Records supplied:
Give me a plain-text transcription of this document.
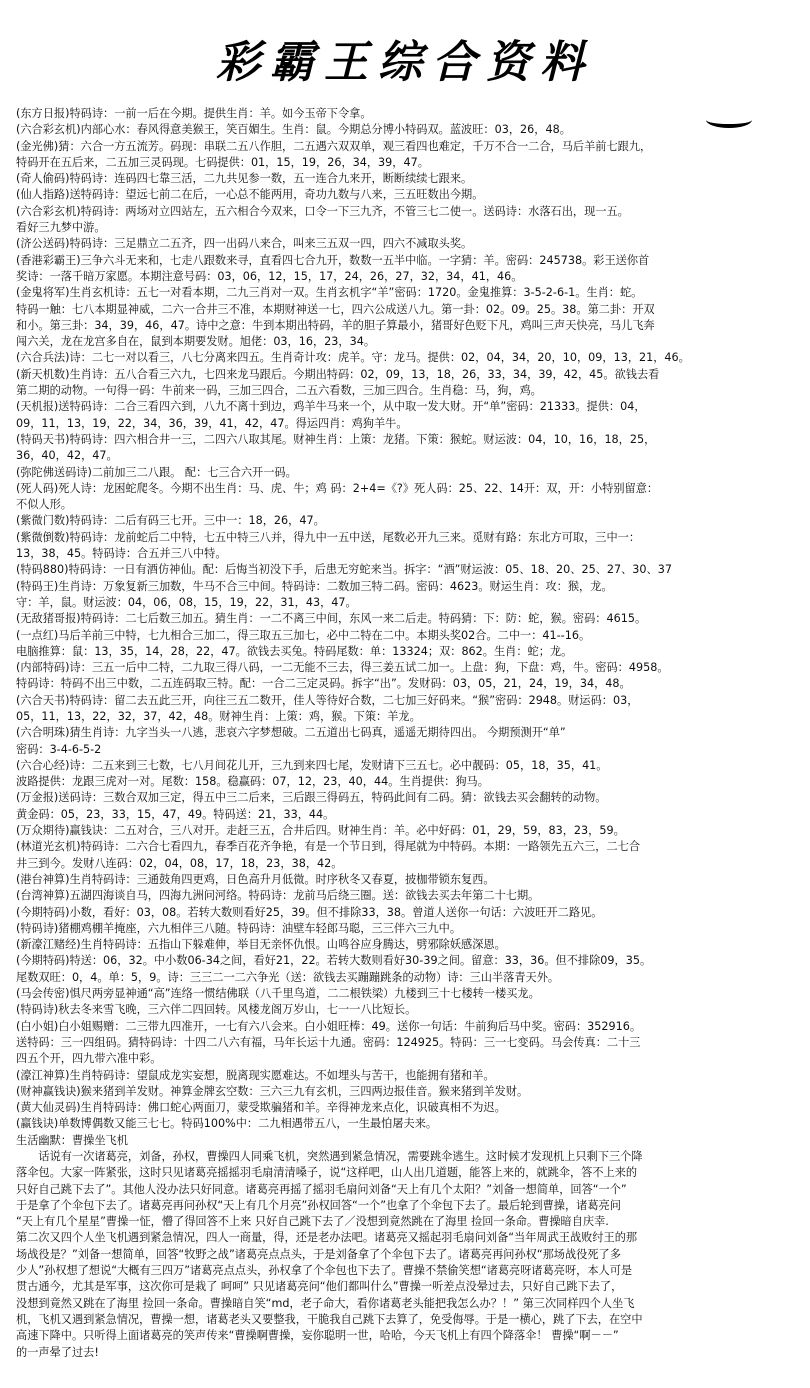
彩霸王综合资料

(东方日报)特码诗：一前一后在今期。提供生肖：羊。如今玉帝下令拿。

(六合彩玄机)内部心水：春风得意美猴王，笑百媚生。生肖：鼠。今期总分博小特码双。蓝波旺：03，26，48。

(金光佛)猜：六合一方五流芳。码现：串联二五八作胆，二五遇六双双单，观三看四也难定，千万不合一二合，马后羊前七跟九，

特码开在五后来，二五加三灵码现。七码提供：01，15，19，26，34，39，47。

(奇人偷码)特码诗：连码四七靠三活，二九共见参一数，五一连合九来开，断断续续七跟来。

(仙人指路)送特码诗：望远七前二在后，一心总不能两用，奇功九数与八来，三五旺数出今期。

(六合彩玄机)特码诗：两场对立四站左，五六相合今双来，口令一下三九齐，不管三七二使一。送码诗：水落石出，现一五。

看好三九梦中游。

(济公送码)特码诗：三足鼎立二五齐，四一出码八来合，叫来三五双一四，四六不减取头奖。

(香港彩霸王)三争六斗无来和，七走八跟数来寻，直看四七合九开，数数一五半中临。一字猜：羊。密码：245738。彩王送你首

奖诗：一落千暗万家愿。本期注意号码：03，06，12，15，17，24，26，27，32，34，41，46。

(金鬼将军)生肖玄机诗：五七一对看本期，二九三肖对一双。生肖玄机字“羊”密码：1720。金鬼推算：3-5-2-6-1。生肖：蛇。

特码一触：七八本期显神威，二六一合井三不准，本期财神送一七，四六公成送八九。第一卦：02。09。25。38。第二卦：开双

和小。第三卦：34，39，46，47。诗中之意：牛到本期出特码，羊的胆子算最小，猪哥好色贬下凡，鸡叫三声天快亮，马儿飞奔

闯六关，龙在龙宫多自在，鼠到本期要发财。旭佬：03，16，23，34。

(六合兵法)诗：二七一对以看三，八七分离来四五。生肖奇计攻：虎羊。守：龙马。提供：02，04，34，20，10，09，13，21，46。

(新天机数)生肖诗：五八合看三六九，七四来龙马跟后。今期出特码：02，09，13，18，26，33，34，39，42，45。欲钱去看

第二期的动物。一句得一码：牛前来一码，三加三四合，二五六看数，三加三四合。生肖稳：马，狗，鸡。

(天机报)送特码诗：二合三看四六到，八九不离十到边，鸡羊牛马来一个，从中取一发大财。开“单”密码：21333。提供：04，

09，11，13，19，22，34，36，39，41，42，47。得运四肖：鸡狗羊牛。

(特码天书)特码诗：四六相合井一三，二四六八取其尾。财神生肖：上策：龙猪。下策：猴蛇。财运波：04，10，16，18，25，

36，40，42，47。

(弥陀佛送码诗)二前加三二八跟。 配：七三合六开一码。

(死人码)死人诗：龙困蛇爬冬。今期不出生肖：马、虎、牛；鸡 码：2+4=《?》死人码：25、22、14开：双，开：小特别留意：

不似人形。

(紫微门数)特码诗：二后有码三七开。三中一：18，26，47。

(紫微倒数)特码诗：龙前蛇后二中特，七五中特三八并，得九中一五中送，尾数必开九三来。觅财有路：东北方可取，三中一：

13，38，45。特码诗：合五并三八中特。

(特码880)特码诗：一日有酒仿神仙。配：后悔当初没下手，后患无穷蛇来当。拆字：“酒”财运波：05、18、20、25、27、30、37

(特码王)生肖诗：万象复新三加数，牛马不合三中间。特码诗：二数加三特二码。密码：4623。财运生肖：攻：猴，龙。

守：羊，鼠。财运波：04，06，08，15，19，22，31，43，47。

(无敌猪哥报)特码诗：二七后数三加五。猜生肖：一二不离三中间，东风一来二后走。特码猜：下：防：蛇，猴。密码：4615。

(一点红)马后羊前三中特，七九相合三加二，得三取五三加七，必中二特在二中。本期头奖02合。二中一：41--16。

电脑推算：鼠：13，35，14，28，22，47。欲钱去买兔。特码尾数：单：13324；双：862。生肖：蛇；龙。

(内部特码)诗：三五一后中二特，二九取三得八码，一二无能不三去，得三姜五试二加一。上盘：狗，下盘：鸡，牛。密码：4958。

特码诗：特码不出三中数，二五连码取三特。配：一合二三定灵码。拆字“出”。发财码：03，05，21，24，19，34，48。

(六合天书)特码诗：留二去五此三开，向往三五二数开，佳人等待好合数，二七加三好码来。“猴”密码：2948。财运码：03，

05，11，13，22，32，37，42，48。财神生肖：上策：鸡，猴。下策：羊龙。

(六合明珠)猜生肖诗：九字当头一八逃，悲哀六字梦想破。二五道出七码真，遥遥无期待四出。 今期预测开“单”

密码：3-4-6-5-2

(六合心经)诗：二五来到三七数，七八月间花儿开，三九到来四七尾，发财请下三五七。必中靓码：05，18，35，41。

波路提供：龙跟三虎对一对。尾数：158。稳赢码：07，12，23，40，44。生肖提供：狗马。

(万金报)送码诗：三数合双加三定，得五中三二后来，三后跟三得码五，特码此间有二码。猜：欲钱去买会翻转的动物。

黄金码：05，23，33，15，47，49。特码送：21，33，44。

(万众期待)赢钱诀：二五对合，三八对开。走赶三五，合井后四。财神生肖：羊。必中好码：01，29，59，83，23，59。

(林道光玄机)特码诗：二六合七看四九，春季百花齐争艳，有是一个节日到，得尾就为中特码。本期：一路领先五六三，二七合

井三到今。发财八连码：02，04，08，17，18，23，38，42。

(港台神算)生肖特码诗：三通鼓角四更鸡，日色高升月低微。时序秋冬又春夏，披枷带锁东复西。

(台湾神算)五湖四海谈自马，四海九洲问河络。特码诗：龙前马后绕三圈。送：欲钱去买去年第二十七期。

(今期特码)小数，看好：03，08。若转大数则看好25，39。但不排除33，38。曾道人送你一句话：六波旺开二路见。

(特码诗)猪棚鸡棚羊掩座，六九相伴三八随。特码诗：油壁车轻郎马聪，三三伴六三九中。

(新濠江赌经)生肖特码诗：五指山下躲难伸，举目无亲怀仇恨。山鸣谷应身腾达，劈邪除妖感深恩。

(今期特码)特送：06，32。中小数06-34之间，看好21，22。若转大数则看好30-39之间。留意：33，36。但不排除09，35。

尾数双旺：0，4。单：5，9。诗：三三二一二六争光（送：欲钱去买蹦蹦跳条的动物）诗：三山半落青天外。

(马会传密)惧尺两旁显神通“高”连络一惯结佛联（八千里鸟道，二二根铁梁）九楼到三十七楼转一楼买龙。

(特码诗)秋去冬来雪飞晚，三六伴二四回转。风楼龙阁万岁山，七一一八比短长。

(白小姐)白小姐赐赠：二三带九四准开，一七有六八会来。白小姐旺棒：49。送你一句话：牛前狗后马中奖。密码：352916。

送特码：三一四组码。猜特码诗：十四二八六有福，马年长运十九通。密码：124925。特码：三一七变码。马会传真：二十三

四五个开，四九带六准中彩。

(濠江神算)生肖特码诗：望鼠成龙实妄想，脱离现实愿难达。不如埋头与苦干，也能拥有猪和羊。

(财神赢钱诀)猴来猪到羊发财。神算金牌玄空数：三六三九有玄机，三四两边报佳音。猴来猪到羊发财。

(黄大仙灵码)生肖特码诗：佛口蛇心两面刀，蒙受欺骗猪和羊。辛得神龙来点化，识破真相不为迟。

(赢钱诀)单数博偶数又能三七七。特码100%中：二九相遇带五八，一生最怕屠夫来。

生活幽默：曹操坐飞机

　　话说有一次诸葛亮，刘备，孙权，曹操四人同乘飞机，突然遇到紧急情况，需要跳伞逃生。这时候才发现机上只剩下三个降

落伞包。大家一阵紧张，这时只见诸葛亮摇摇羽毛扇清清嗓子，说“这样吧，山人出几道题，能答上来的，就跳伞，答不上来的

只好自己跳下去了”。其他人没办法只好同意。诸葛亮再摇了摇羽毛扇问刘备“天上有几个太阳？”刘备一想简单，回答“一个”

于是拿了个伞包下去了。诸葛亮再问孙权“天上有几个月亮”孙权回答“一个”也拿了个伞包下去了。最后轮到曹操，诸葛亮问

“天上有几个星星”曹操一怔，懵了得回答不上来 只好自己跳下去了／没想到竟然跳在了海里 捡回一条命。曹操暗自庆幸.

第二次又四个人坐飞机遇到紧急情况，四人一商量，得，还是老办法吧。诸葛亮又摇起羽毛扇问刘备“当年周武王战败纣王的那

场战役是？”刘备一想简单，回答“牧野之战”诸葛亮点点头，于是刘备拿了个伞包下去了。诸葛亮再问孙权“那场战役死了多

少人”孙权想了想说“大概有三四万”诸葛亮点点头，孙权拿了个伞包也下去了。曹操不禁偷笑想“诸葛亮呀诸葛亮呀，本人可是

贯古通今，尤其是军事，这次你可是栽了 呵呵” 只见诸葛亮问“他们都叫什么”曹操一听差点没晕过去，只好自己跳下去了，

没想到竟然又跳在了海里 捡回一条命。曹操暗自笑“md，老子命大，看你诸葛老头能把我怎么办？！” 第三次同样四个人坐飞

机，飞机又遇到紧急情况，曹操一想，诸葛老头又要整我，干脆我自己跳下去算了，免受侮辱。于是一横心，跳了下去，在空中

高速下降中。只听得上面诸葛亮的笑声传来“曹操啊曹操，妄你聪明一世，哈哈，今天飞机上有四个降落伞！ 曹操“啊－－”

的一声晕了过去!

What is needed: Copy each line of the data above that holds "诸葛亮点点头".

Finished answer:
场战役是？”刘备一想简单，回答“牧野之战”诸葛亮点点头，于是刘备拿了个伞包下去了。诸葛亮再问孙权“那场战役死了多
少人”孙权想了想说“大概有三四万”诸葛亮点点头，孙权拿了个伞包也下去了。曹操不禁偷笑想“诸葛亮呀诸葛亮呀，本人可是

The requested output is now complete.